* Short exercise
Exactly repeat the material, dropping every picture from the copy.

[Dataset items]
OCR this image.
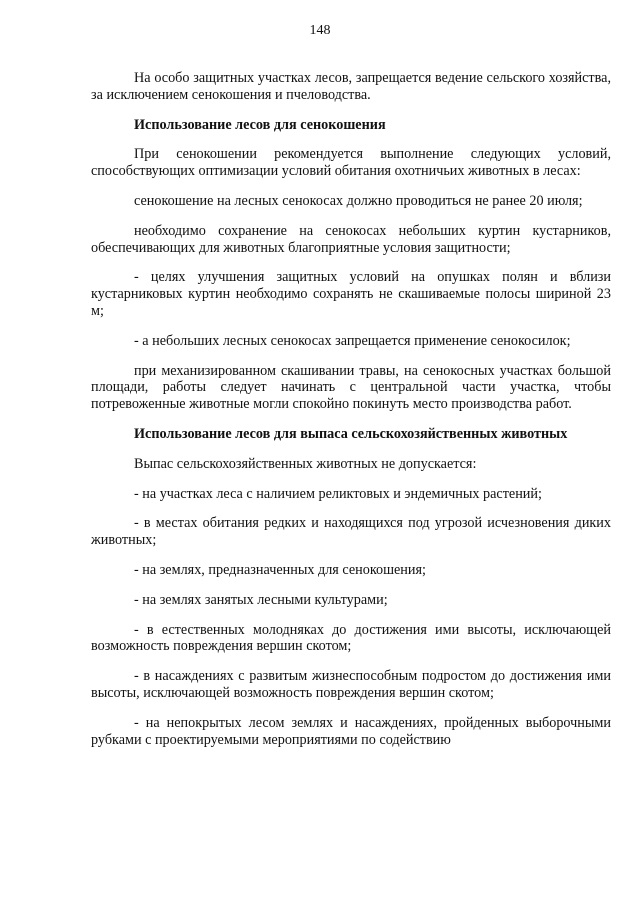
148

На особо защитных участках лесов, запрещается ведение сельского хозяйства, за исключением сенокошения и пчеловодства.

Использование лесов для сенокошения

При сенокошении рекомендуется выполнение следующих условий, способствующих оптимизации условий обитания охотничьих животных в лесах:

сенокошение на лесных сенокосах должно проводиться не ранее 20 июля;

необходимо сохранение на сенокосах небольших куртин кустарников, обеспечивающих для животных благоприятные условия защитности;

- целях улучшения защитных условий на опушках полян и вблизи кустарниковых куртин необходимо сохранять не скашиваемые полосы шириной 23 м;

- а небольших лесных сенокосах запрещается применение сенокосилок;

при механизированном скашивании травы, на сенокосных участках большой площади, работы следует начинать с центральной части участка, чтобы потревоженные животные могли спокойно покинуть место производства работ.

Использование лесов для выпаса сельскохозяйственных животных

Выпас сельскохозяйственных животных не допускается:

- на участках леса с наличием реликтовых и эндемичных растений;

- в местах обитания редких и находящихся под угрозой исчезновения диких животных;

- на землях, предназначенных для сенокошения;

- на землях занятых лесными культурами;

- в естественных молодняках до достижения ими высоты, исключающей возможность повреждения вершин скотом;

- в насаждениях с развитым жизнеспособным подростом до достижения ими высоты, исключающей возможность повреждения вершин скотом;

- на непокрытых лесом землях и насаждениях, пройденных выборочными рубками с проектируемыми мероприятиями по содействию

* Right answer
OCR this image.
148

На особо защитных участках лесов, запрещается ведение сельского хозяйства, за исключением сенокошения и пчеловодства.

Использование лесов для сенокошения

При сенокошении рекомендуется выполнение следующих условий, способствующих оптимизации условий обитания охотничьих животных в лесах:

сенокошение на лесных сенокосах должно проводиться не ранее 20 июля;

необходимо сохранение на сенокосах небольших куртин кустарников, обеспечивающих для животных благоприятные условия защитности;

- целях улучшения защитных условий на опушках полян и вблизи кустарниковых куртин необходимо сохранять не скашиваемые полосы шириной 23 м;

- а небольших лесных сенокосах запрещается применение сенокосилок;

при механизированном скашивании травы, на сенокосных участках большой площади, работы следует начинать с центральной части участка, чтобы потревоженные животные могли спокойно покинуть место производства работ.

Использование лесов для выпаса сельскохозяйственных животных

Выпас сельскохозяйственных животных не допускается:

- на участках леса с наличием реликтовых и эндемичных растений;

- в местах обитания редких и находящихся под угрозой исчезновения диких животных;

- на землях, предназначенных для сенокошения;

- на землях занятых лесными культурами;

- в естественных молодняках до достижения ими высоты, исключающей возможность повреждения вершин скотом;

- в насаждениях с развитым жизнеспособным подростом до достижения ими высоты, исключающей возможность повреждения вершин скотом;

- на непокрытых лесом землях и насаждениях, пройденных выборочными рубками с проектируемыми мероприятиями по содействию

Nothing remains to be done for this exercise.